_What to work on_. Please reproduce the listing below word for word, starting at the line that contains "Find all labels, buttons, inputs, and" and stopping after the line that contains "data-point (464, 391, 467, 394)".

_Recorded information_.
>> BEGIN

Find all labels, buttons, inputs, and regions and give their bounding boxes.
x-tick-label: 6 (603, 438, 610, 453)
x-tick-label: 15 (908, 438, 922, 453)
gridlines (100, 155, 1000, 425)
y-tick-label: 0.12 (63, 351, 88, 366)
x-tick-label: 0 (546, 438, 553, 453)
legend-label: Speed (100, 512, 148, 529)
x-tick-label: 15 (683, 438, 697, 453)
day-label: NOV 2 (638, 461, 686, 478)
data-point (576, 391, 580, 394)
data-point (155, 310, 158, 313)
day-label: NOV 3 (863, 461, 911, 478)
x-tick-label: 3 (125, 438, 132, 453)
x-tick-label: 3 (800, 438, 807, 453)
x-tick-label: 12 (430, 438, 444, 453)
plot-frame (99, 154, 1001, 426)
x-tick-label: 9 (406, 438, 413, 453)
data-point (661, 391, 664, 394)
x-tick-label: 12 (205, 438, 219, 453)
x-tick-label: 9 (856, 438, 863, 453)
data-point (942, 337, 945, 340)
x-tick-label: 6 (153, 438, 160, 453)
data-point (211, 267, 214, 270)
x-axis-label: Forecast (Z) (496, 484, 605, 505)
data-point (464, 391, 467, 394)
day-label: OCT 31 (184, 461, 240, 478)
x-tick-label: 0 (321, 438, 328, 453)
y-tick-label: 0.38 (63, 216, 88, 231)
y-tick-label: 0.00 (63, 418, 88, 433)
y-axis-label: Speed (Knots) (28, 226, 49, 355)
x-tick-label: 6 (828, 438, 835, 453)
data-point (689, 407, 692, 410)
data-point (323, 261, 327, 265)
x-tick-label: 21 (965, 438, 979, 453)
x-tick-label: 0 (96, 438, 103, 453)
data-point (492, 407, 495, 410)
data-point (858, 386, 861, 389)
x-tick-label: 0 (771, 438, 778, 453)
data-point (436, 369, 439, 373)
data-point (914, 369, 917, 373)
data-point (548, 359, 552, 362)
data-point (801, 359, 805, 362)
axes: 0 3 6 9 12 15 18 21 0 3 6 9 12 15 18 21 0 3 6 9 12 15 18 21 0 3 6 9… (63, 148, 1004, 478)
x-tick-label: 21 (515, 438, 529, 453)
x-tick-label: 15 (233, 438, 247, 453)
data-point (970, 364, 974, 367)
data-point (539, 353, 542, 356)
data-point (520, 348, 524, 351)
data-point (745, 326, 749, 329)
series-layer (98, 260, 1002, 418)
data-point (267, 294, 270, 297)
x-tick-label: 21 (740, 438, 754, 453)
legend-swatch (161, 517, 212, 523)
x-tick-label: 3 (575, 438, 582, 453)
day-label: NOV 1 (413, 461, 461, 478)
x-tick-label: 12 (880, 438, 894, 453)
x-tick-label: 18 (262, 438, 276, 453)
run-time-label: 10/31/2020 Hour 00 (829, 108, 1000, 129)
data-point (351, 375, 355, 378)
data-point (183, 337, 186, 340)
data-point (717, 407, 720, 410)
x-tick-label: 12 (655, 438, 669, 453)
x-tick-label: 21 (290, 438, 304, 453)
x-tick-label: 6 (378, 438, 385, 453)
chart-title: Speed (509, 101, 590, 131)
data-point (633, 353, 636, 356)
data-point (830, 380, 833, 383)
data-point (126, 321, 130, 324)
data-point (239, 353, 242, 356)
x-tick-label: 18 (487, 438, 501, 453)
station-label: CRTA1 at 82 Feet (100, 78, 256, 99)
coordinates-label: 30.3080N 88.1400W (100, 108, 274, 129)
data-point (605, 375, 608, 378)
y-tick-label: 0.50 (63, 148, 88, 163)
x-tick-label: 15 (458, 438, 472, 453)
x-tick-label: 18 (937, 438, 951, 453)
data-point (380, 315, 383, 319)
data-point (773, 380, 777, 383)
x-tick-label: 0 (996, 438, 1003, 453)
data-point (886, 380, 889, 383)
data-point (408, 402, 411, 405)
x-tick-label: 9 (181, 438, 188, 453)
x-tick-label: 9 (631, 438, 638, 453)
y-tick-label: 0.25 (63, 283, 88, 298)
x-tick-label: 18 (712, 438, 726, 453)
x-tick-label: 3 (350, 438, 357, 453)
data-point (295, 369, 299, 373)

>> END
>> BEGIN

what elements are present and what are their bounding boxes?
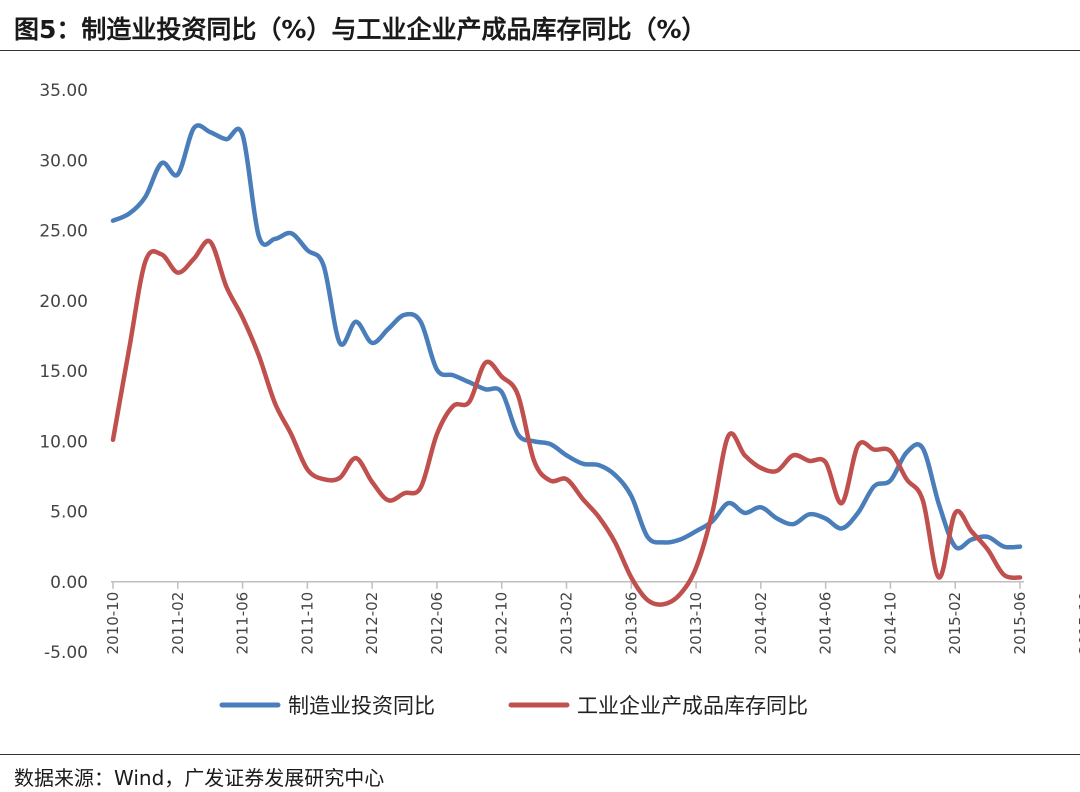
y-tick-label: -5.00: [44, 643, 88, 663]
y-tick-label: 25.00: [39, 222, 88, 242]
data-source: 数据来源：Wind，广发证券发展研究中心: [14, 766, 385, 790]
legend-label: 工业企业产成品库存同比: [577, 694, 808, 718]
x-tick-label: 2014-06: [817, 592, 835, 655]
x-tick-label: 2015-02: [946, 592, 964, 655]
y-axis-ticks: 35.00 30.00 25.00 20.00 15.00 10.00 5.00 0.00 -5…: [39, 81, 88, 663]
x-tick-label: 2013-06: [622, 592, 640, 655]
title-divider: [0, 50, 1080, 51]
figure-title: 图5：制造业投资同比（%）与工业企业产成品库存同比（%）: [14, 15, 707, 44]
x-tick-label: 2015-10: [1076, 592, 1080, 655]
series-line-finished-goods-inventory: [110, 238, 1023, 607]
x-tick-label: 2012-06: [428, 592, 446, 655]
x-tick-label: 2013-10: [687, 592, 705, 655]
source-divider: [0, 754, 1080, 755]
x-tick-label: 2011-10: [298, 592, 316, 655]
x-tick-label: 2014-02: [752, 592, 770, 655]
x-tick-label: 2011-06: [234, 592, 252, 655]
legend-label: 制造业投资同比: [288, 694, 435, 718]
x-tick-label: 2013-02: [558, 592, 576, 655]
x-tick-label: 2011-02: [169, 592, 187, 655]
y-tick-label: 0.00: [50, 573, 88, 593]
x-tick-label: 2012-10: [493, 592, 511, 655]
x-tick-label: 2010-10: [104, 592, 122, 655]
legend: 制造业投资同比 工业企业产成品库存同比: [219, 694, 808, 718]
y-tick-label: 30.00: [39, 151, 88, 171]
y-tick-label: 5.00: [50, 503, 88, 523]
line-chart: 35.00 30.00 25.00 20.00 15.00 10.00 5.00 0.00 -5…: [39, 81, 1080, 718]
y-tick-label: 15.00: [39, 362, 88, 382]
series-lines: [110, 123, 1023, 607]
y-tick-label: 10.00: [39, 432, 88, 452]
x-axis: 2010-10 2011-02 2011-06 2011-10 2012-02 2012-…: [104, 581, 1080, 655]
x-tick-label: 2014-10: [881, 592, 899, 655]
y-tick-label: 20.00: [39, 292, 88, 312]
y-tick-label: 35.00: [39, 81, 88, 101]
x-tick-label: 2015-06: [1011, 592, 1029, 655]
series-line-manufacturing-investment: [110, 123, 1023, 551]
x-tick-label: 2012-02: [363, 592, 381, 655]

>> END

_Solution for this exercise_.
Find all labels, buttons, inputs, and regions and give their bounding boxes.
x-tick-label: 6 (603, 438, 610, 453)
x-tick-label: 15 (908, 438, 922, 453)
gridlines (100, 155, 1000, 425)
y-tick-label: 0.12 (63, 351, 88, 366)
x-tick-label: 0 (546, 438, 553, 453)
legend-label: Speed (100, 512, 148, 529)
x-tick-label: 15 (683, 438, 697, 453)
day-label: NOV 2 (638, 461, 686, 478)
data-point (576, 391, 580, 394)
data-point (155, 310, 158, 313)
day-label: NOV 3 (863, 461, 911, 478)
x-tick-label: 3 (125, 438, 132, 453)
x-tick-label: 3 (800, 438, 807, 453)
x-tick-label: 12 (430, 438, 444, 453)
plot-frame (99, 154, 1001, 426)
x-tick-label: 9 (406, 438, 413, 453)
data-point (661, 391, 664, 394)
x-tick-label: 12 (205, 438, 219, 453)
x-tick-label: 9 (856, 438, 863, 453)
data-point (942, 337, 945, 340)
x-tick-label: 6 (153, 438, 160, 453)
data-point (211, 267, 214, 270)
x-axis-label: Forecast (Z) (496, 484, 605, 505)
data-point (464, 391, 467, 394)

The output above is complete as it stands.